Material for this task:
════════
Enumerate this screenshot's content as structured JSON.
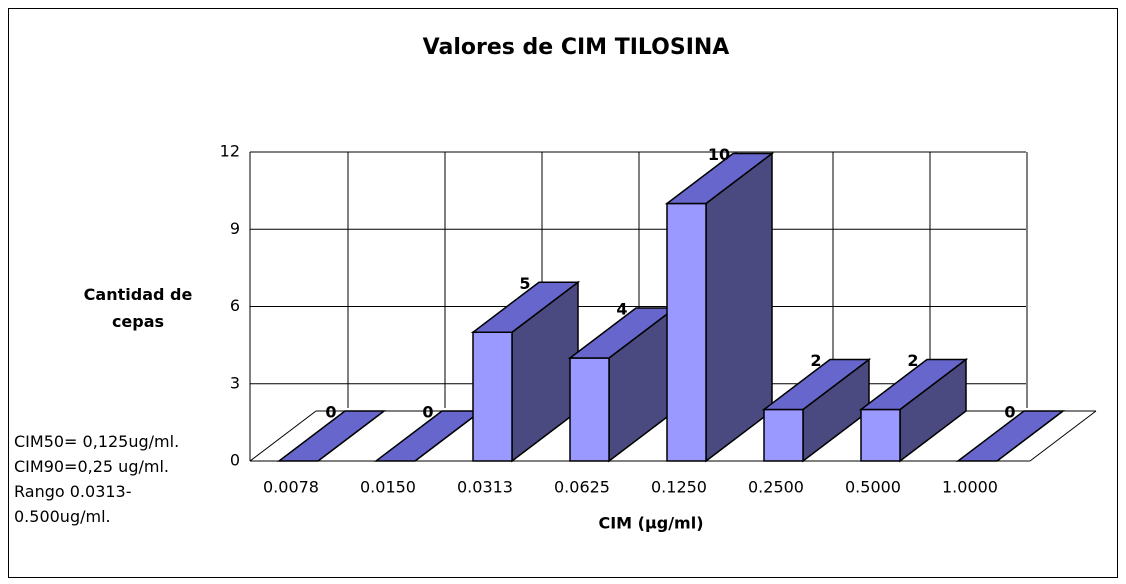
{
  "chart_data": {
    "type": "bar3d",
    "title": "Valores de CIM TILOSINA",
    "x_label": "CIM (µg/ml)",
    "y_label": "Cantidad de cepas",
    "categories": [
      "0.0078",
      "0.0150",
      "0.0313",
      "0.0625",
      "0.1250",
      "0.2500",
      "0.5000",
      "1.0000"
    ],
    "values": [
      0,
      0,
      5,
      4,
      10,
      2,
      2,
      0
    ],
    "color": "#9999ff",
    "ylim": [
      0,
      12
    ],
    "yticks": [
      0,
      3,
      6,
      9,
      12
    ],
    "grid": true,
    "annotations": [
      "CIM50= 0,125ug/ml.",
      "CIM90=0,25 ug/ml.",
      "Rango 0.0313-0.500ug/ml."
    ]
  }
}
════════
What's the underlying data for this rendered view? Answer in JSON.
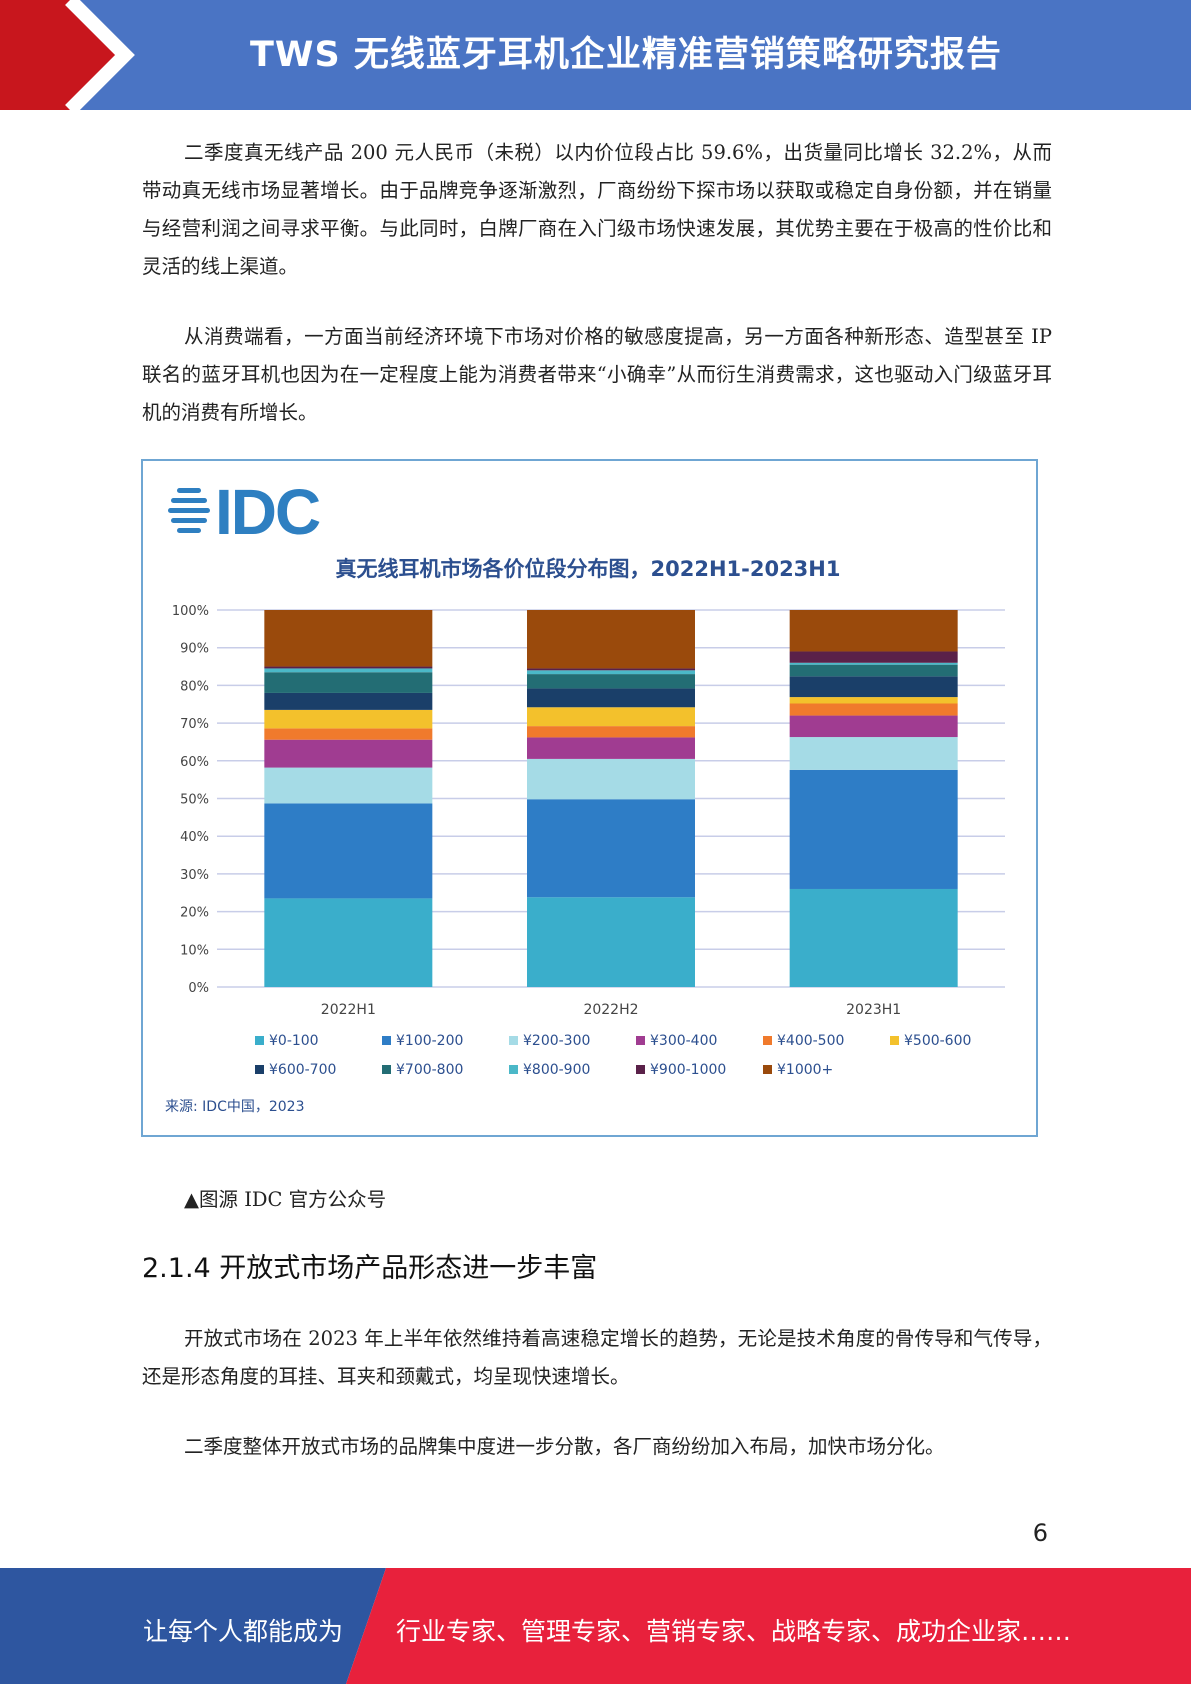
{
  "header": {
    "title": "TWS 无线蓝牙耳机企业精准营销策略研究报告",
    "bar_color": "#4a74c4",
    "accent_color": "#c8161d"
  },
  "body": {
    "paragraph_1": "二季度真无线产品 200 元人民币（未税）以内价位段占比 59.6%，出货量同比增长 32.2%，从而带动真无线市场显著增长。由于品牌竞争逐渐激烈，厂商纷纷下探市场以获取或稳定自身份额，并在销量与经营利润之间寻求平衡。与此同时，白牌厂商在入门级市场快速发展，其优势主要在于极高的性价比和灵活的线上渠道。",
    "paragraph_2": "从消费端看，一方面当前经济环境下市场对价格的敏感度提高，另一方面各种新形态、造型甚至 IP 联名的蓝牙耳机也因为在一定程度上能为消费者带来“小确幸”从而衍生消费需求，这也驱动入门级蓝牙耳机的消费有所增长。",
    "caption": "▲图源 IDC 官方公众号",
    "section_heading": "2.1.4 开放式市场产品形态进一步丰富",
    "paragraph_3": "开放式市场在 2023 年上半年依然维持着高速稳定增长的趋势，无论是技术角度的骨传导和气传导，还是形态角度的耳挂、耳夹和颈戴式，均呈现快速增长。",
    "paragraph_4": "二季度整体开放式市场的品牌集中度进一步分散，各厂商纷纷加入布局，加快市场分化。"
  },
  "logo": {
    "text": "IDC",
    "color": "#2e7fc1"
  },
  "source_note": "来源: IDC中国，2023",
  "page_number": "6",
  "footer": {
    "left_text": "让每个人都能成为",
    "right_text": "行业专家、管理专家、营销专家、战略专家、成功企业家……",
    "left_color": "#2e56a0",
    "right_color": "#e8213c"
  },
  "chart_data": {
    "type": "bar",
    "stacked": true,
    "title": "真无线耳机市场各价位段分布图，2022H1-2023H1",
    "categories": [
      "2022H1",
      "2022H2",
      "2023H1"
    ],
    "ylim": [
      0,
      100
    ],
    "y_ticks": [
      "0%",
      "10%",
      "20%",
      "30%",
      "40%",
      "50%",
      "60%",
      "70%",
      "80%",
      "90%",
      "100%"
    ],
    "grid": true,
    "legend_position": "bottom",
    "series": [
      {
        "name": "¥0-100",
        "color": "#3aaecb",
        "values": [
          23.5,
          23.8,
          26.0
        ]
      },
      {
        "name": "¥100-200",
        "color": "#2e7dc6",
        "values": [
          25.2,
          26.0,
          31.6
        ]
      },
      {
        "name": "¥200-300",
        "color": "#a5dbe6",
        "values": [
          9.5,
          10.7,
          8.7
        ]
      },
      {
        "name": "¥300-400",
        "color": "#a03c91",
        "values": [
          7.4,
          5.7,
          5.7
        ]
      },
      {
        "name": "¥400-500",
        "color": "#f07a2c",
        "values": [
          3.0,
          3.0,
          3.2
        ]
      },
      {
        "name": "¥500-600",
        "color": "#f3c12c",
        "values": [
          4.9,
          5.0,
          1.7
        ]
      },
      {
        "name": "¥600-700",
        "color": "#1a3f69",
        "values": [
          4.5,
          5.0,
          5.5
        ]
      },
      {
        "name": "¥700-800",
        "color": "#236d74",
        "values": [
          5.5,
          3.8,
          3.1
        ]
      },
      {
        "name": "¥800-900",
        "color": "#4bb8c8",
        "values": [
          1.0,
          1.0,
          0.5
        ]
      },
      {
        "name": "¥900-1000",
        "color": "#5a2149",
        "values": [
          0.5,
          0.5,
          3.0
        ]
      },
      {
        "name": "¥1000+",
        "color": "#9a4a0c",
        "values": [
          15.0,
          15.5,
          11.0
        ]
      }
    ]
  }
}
════════
Job:
What is the number of lines that hold the string "title"? Give it alone.

Solution for this exercise:
3